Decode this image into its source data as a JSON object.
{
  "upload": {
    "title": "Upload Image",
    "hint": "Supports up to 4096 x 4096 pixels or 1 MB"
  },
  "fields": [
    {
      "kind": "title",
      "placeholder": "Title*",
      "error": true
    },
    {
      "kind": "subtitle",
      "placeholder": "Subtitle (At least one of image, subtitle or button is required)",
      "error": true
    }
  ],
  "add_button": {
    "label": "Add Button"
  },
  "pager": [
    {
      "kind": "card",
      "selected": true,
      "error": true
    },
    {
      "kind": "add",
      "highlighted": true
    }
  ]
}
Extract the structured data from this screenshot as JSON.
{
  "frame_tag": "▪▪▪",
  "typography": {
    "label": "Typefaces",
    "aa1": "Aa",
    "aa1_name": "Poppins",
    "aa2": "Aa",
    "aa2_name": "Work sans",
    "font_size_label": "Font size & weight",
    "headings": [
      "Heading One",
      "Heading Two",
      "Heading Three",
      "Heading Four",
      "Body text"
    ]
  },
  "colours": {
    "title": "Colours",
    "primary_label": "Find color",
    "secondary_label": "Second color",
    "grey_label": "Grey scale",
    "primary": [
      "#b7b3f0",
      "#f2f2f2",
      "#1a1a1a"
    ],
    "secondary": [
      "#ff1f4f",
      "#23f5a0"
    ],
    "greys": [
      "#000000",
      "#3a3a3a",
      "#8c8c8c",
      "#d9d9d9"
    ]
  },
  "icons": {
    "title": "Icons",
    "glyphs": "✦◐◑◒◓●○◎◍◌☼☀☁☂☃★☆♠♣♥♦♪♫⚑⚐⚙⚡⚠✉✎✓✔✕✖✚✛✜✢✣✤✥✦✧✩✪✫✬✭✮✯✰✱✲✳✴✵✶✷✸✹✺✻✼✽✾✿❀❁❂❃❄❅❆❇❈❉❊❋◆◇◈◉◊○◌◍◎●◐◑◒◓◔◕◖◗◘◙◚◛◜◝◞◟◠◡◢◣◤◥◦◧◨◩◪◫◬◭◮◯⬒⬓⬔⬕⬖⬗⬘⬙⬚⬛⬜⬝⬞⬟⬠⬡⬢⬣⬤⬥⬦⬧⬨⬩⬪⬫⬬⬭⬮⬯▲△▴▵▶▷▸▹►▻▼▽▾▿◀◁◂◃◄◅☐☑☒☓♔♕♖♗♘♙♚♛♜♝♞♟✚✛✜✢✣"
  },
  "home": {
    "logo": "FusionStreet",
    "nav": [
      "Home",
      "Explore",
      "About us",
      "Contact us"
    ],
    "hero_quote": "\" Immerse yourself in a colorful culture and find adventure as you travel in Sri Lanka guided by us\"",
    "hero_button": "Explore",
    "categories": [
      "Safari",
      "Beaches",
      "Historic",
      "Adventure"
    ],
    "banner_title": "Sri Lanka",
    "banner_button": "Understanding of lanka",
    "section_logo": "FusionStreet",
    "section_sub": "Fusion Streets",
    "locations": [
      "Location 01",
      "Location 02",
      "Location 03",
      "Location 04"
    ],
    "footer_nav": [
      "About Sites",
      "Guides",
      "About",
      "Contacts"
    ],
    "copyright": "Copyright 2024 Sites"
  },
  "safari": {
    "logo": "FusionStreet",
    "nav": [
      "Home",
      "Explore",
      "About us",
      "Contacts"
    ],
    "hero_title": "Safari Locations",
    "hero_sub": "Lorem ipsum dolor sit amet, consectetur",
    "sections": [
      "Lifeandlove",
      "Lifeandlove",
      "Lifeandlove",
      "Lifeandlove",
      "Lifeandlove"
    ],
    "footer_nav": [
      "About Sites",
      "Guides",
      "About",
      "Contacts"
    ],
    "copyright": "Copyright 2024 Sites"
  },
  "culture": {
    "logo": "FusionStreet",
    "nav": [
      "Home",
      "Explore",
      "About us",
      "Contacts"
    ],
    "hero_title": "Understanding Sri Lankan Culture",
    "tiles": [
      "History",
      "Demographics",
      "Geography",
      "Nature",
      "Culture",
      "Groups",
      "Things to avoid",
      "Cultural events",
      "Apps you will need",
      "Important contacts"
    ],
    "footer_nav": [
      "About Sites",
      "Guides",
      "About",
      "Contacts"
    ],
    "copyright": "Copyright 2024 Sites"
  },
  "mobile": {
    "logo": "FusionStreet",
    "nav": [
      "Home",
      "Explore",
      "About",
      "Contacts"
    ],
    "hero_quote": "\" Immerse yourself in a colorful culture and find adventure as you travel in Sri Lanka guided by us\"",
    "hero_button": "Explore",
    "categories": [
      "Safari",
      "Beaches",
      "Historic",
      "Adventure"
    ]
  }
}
+++
Exercise instructions:
Quote the whole listing above, leaving nothing out.

Solution below:
Decode this image into its source data as a JSON object.
{
  "upload": {
    "title": "Upload Image",
    "hint": "Supports up to 4096 x 4096 pixels or 1 MB"
  },
  "fields": [
    {
      "kind": "title",
      "placeholder": "Title*",
      "error": true
    },
    {
      "kind": "subtitle",
      "placeholder": "Subtitle (At least one of image, subtitle or button is required)",
      "error": true
    }
  ],
  "add_button": {
    "label": "Add Button"
  },
  "pager": [
    {
      "kind": "card",
      "selected": true,
      "error": true
    },
    {
      "kind": "add",
      "highlighted": true
    }
  ]
}
Extract the structured data from this screenshot as JSON.
{
  "frame_tag": "▪▪▪",
  "typography": {
    "label": "Typefaces",
    "aa1": "Aa",
    "aa1_name": "Poppins",
    "aa2": "Aa",
    "aa2_name": "Work sans",
    "font_size_label": "Font size & weight",
    "headings": [
      "Heading One",
      "Heading Two",
      "Heading Three",
      "Heading Four",
      "Body text"
    ]
  },
  "colours": {
    "title": "Colours",
    "primary_label": "Find color",
    "secondary_label": "Second color",
    "grey_label": "Grey scale",
    "primary": [
      "#b7b3f0",
      "#f2f2f2",
      "#1a1a1a"
    ],
    "secondary": [
      "#ff1f4f",
      "#23f5a0"
    ],
    "greys": [
      "#000000",
      "#3a3a3a",
      "#8c8c8c",
      "#d9d9d9"
    ]
  },
  "icons": {
    "title": "Icons",
    "glyphs": "✦◐◑◒◓●○◎◍◌☼☀☁☂☃★☆♠♣♥♦♪♫⚑⚐⚙⚡⚠✉✎✓✔✕✖✚✛✜✢✣✤✥✦✧✩✪✫✬✭✮✯✰✱✲✳✴✵✶✷✸✹✺✻✼✽✾✿❀❁❂❃❄❅❆❇❈❉❊❋◆◇◈◉◊○◌◍◎●◐◑◒◓◔◕◖◗◘◙◚◛◜◝◞◟◠◡◢◣◤◥◦◧◨◩◪◫◬◭◮◯⬒⬓⬔⬕⬖⬗⬘⬙⬚⬛⬜⬝⬞⬟⬠⬡⬢⬣⬤⬥⬦⬧⬨⬩⬪⬫⬬⬭⬮⬯▲△▴▵▶▷▸▹►▻▼▽▾▿◀◁◂◃◄◅☐☑☒☓♔♕♖♗♘♙♚♛♜♝♞♟✚✛✜✢✣"
  },
  "home": {
    "logo": "FusionStreet",
    "nav": [
      "Home",
      "Explore",
      "About us",
      "Contact us"
    ],
    "hero_quote": "\" Immerse yourself in a colorful culture and find adventure as you travel in Sri Lanka guided by us\"",
    "hero_button": "Explore",
    "categories": [
      "Safari",
      "Beaches",
      "Historic",
      "Adventure"
    ],
    "banner_title": "Sri Lanka",
    "banner_button": "Understanding of lanka",
    "section_logo": "FusionStreet",
    "section_sub": "Fusion Streets",
    "locations": [
      "Location 01",
      "Location 02",
      "Location 03",
      "Location 04"
    ],
    "footer_nav": [
      "About Sites",
      "Guides",
      "About",
      "Contacts"
    ],
    "copyright": "Copyright 2024 Sites"
  },
  "safari": {
    "logo": "FusionStreet",
    "nav": [
      "Home",
      "Explore",
      "About us",
      "Contacts"
    ],
    "hero_title": "Safari Locations",
    "hero_sub": "Lorem ipsum dolor sit amet, consectetur",
    "sections": [
      "Lifeandlove",
      "Lifeandlove",
      "Lifeandlove",
      "Lifeandlove",
      "Lifeandlove"
    ],
    "footer_nav": [
      "About Sites",
      "Guides",
      "About",
      "Contacts"
    ],
    "copyright": "Copyright 2024 Sites"
  },
  "culture": {
    "logo": "FusionStreet",
    "nav": [
      "Home",
      "Explore",
      "About us",
      "Contacts"
    ],
    "hero_title": "Understanding Sri Lankan Culture",
    "tiles": [
      "History",
      "Demographics",
      "Geography",
      "Nature",
      "Culture",
      "Groups",
      "Things to avoid",
      "Cultural events",
      "Apps you will need",
      "Important contacts"
    ],
    "footer_nav": [
      "About Sites",
      "Guides",
      "About",
      "Contacts"
    ],
    "copyright": "Copyright 2024 Sites"
  },
  "mobile": {
    "logo": "FusionStreet",
    "nav": [
      "Home",
      "Explore",
      "About",
      "Contacts"
    ],
    "hero_quote": "\" Immerse yourself in a colorful culture and find adventure as you travel in Sri Lanka guided by us\"",
    "hero_button": "Explore",
    "categories": [
      "Safari",
      "Beaches",
      "Historic",
      "Adventure"
    ]
  }
}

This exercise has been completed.